EXERCISE DESCRIPTION: Recast the stretch of records from the start through the line containing "logo-university-name: THE GEORGE" as a Markdown table with two columns, Number and Entry. Each row should hold a running row number and one line, with blank lines omitted.
======== DATA ROWS
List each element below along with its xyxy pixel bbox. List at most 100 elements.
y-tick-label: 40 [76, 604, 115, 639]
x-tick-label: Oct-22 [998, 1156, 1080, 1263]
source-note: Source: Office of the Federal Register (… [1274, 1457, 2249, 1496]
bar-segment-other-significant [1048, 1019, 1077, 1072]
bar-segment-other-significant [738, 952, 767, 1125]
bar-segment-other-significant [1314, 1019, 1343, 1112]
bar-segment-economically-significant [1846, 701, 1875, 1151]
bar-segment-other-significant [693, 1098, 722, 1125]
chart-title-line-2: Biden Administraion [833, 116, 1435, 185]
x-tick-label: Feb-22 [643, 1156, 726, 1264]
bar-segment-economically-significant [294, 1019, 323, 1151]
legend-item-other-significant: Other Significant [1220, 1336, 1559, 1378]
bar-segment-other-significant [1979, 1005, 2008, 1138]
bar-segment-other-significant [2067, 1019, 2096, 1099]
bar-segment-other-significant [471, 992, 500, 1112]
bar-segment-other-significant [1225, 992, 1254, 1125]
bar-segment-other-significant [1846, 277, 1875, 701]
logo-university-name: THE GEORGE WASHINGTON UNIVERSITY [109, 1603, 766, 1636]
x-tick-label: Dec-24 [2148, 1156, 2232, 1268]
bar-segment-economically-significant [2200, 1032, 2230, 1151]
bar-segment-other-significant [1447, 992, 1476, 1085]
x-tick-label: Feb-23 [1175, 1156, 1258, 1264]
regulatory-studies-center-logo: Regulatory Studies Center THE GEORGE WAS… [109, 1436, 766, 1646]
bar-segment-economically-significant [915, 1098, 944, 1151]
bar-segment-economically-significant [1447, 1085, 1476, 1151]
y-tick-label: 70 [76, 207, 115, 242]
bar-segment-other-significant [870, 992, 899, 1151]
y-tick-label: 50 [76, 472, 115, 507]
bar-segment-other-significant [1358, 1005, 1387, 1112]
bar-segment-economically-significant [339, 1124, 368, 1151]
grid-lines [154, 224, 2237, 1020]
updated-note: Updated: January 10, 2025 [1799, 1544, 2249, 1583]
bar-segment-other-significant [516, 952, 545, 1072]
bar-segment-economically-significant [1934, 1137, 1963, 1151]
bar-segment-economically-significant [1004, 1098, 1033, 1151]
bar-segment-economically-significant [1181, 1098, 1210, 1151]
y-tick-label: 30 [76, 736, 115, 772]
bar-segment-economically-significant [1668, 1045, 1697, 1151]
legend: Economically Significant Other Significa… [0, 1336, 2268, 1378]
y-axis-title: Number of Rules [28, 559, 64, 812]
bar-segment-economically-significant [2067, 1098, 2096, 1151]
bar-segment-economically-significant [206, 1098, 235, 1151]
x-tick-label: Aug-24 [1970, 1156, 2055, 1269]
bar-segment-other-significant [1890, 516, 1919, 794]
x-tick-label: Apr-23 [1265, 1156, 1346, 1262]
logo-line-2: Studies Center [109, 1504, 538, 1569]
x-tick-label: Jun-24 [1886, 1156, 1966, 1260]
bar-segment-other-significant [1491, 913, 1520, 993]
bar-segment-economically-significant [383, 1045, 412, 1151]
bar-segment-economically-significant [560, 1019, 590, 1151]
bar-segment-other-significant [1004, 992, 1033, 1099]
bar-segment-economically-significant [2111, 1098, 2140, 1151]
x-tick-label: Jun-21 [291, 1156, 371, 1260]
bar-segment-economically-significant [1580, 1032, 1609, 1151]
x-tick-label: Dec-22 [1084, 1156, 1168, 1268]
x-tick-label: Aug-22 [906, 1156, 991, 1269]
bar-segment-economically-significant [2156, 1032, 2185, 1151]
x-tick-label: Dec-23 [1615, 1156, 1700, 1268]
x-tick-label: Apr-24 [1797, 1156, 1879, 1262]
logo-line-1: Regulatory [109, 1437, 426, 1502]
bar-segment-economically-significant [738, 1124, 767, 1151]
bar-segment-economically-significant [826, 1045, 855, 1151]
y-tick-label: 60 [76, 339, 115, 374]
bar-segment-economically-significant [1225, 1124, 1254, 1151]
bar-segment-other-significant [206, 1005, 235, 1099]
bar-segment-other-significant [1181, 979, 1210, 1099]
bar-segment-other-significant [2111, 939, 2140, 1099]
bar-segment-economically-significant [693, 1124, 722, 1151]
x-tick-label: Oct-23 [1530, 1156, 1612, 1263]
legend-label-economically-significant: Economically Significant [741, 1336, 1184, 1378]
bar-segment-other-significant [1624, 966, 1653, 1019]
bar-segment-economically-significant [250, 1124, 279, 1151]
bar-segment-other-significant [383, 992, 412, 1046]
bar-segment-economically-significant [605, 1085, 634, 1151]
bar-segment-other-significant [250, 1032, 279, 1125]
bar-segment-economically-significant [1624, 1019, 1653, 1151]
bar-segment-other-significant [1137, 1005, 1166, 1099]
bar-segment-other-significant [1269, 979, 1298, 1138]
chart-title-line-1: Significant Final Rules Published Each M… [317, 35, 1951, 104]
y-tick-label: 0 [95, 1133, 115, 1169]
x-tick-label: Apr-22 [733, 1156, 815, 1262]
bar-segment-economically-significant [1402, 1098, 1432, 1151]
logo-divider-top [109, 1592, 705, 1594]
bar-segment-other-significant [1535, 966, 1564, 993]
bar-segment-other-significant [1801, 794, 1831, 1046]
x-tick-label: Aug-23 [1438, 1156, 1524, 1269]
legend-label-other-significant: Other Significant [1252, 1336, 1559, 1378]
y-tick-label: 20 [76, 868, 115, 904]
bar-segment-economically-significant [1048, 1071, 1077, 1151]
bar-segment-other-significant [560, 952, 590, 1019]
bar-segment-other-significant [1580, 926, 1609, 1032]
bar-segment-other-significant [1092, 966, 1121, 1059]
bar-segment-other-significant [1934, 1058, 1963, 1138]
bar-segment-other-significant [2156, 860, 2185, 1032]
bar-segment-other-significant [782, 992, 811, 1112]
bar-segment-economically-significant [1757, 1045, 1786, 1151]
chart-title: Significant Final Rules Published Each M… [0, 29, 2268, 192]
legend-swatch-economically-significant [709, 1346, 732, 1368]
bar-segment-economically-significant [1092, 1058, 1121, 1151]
================
ANSWER FOR THE TASK:
| Number | Entry |
|---|---|
| 1 | List each element below along with its xyxy pixel bbox. List at most 100 elements. |
| 2 | y-tick-label: 40 [76, 604, 115, 639] |
| 3 | x-tick-label: Oct-22 [998, 1156, 1080, 1263] |
| 4 | source-note: Source: Office of the Federal Register (… [1274, 1457, 2249, 1496] |
| 5 | bar-segment-other-significant [1048, 1019, 1077, 1072] |
| 6 | bar-segment-other-significant [738, 952, 767, 1125] |
| 7 | bar-segment-other-significant [1314, 1019, 1343, 1112] |
| 8 | bar-segment-economically-significant [1846, 701, 1875, 1151] |
| 9 | bar-segment-other-significant [693, 1098, 722, 1125] |
| 10 | chart-title-line-2: Biden Administraion [833, 116, 1435, 185] |
| 11 | x-tick-label: Feb-22 [643, 1156, 726, 1264] |
| 12 | bar-segment-economically-significant [294, 1019, 323, 1151] |
| 13 | legend-item-other-significant: Other Significant [1220, 1336, 1559, 1378] |
| 14 | bar-segment-other-significant [1979, 1005, 2008, 1138] |
| 15 | bar-segment-other-significant [2067, 1019, 2096, 1099] |
| 16 | bar-segment-other-significant [471, 992, 500, 1112] |
| 17 | bar-segment-other-significant [1225, 992, 1254, 1125] |
| 18 | bar-segment-other-significant [1846, 277, 1875, 701] |
| 19 | logo-university-name: THE GEORGE WASHINGTON UNIVERSITY [109, 1603, 766, 1636] |